Dataset rows about figures:
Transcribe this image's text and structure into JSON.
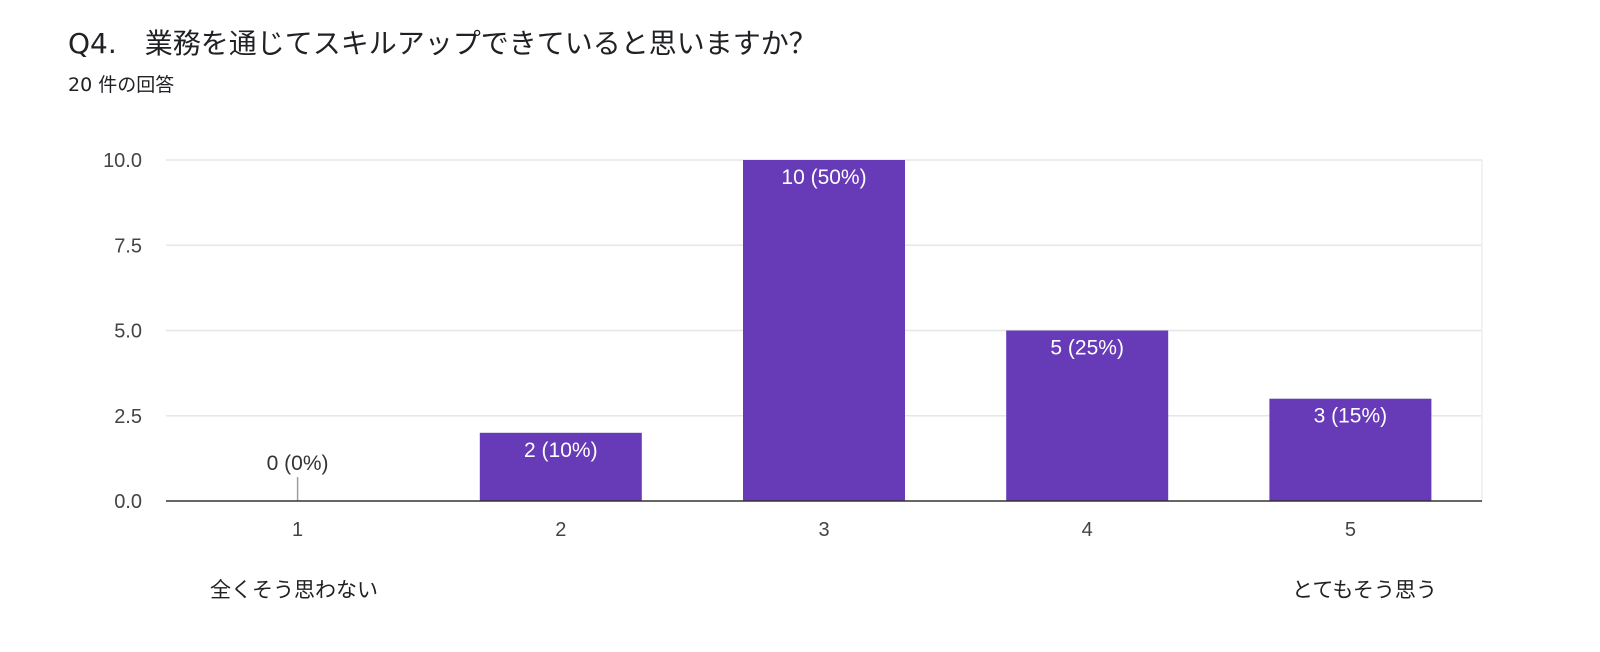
{
  "header": {
    "title": "Q4.　業務を通じてスキルアップできていると思いますか？",
    "response_count": "20 件の回答"
  },
  "scale": {
    "low_label": "全くそう思わない",
    "high_label": "とてもそう思う"
  },
  "chart_data": {
    "type": "bar",
    "categories": [
      "1",
      "2",
      "3",
      "4",
      "5"
    ],
    "values": [
      0,
      2,
      10,
      5,
      3
    ],
    "data_labels": [
      "0 (0%)",
      "2 (10%)",
      "10 (50%)",
      "5 (25%)",
      "3 (15%)"
    ],
    "yticks": [
      "0.0",
      "2.5",
      "5.0",
      "7.5",
      "10.0"
    ],
    "ytick_values": [
      0,
      2.5,
      5,
      7.5,
      10
    ],
    "ylim": [
      0,
      10
    ],
    "grid": true,
    "bar_color": "#673ab7",
    "zero_bar_color": "#9e9e9e"
  }
}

-- WHAT YOU WILL DO --
Reproduce the full listing faithfully, but do not carry over any pictures.

-- WRITTEN REPLY --
Transcribe this image's text and structure into JSON.
{
  "header": {
    "title": "Q4.　業務を通じてスキルアップできていると思いますか？",
    "response_count": "20 件の回答"
  },
  "scale": {
    "low_label": "全くそう思わない",
    "high_label": "とてもそう思う"
  },
  "chart_data": {
    "type": "bar",
    "categories": [
      "1",
      "2",
      "3",
      "4",
      "5"
    ],
    "values": [
      0,
      2,
      10,
      5,
      3
    ],
    "data_labels": [
      "0 (0%)",
      "2 (10%)",
      "10 (50%)",
      "5 (25%)",
      "3 (15%)"
    ],
    "yticks": [
      "0.0",
      "2.5",
      "5.0",
      "7.5",
      "10.0"
    ],
    "ytick_values": [
      0,
      2.5,
      5,
      7.5,
      10
    ],
    "ylim": [
      0,
      10
    ],
    "grid": true,
    "bar_color": "#673ab7",
    "zero_bar_color": "#9e9e9e"
  }
}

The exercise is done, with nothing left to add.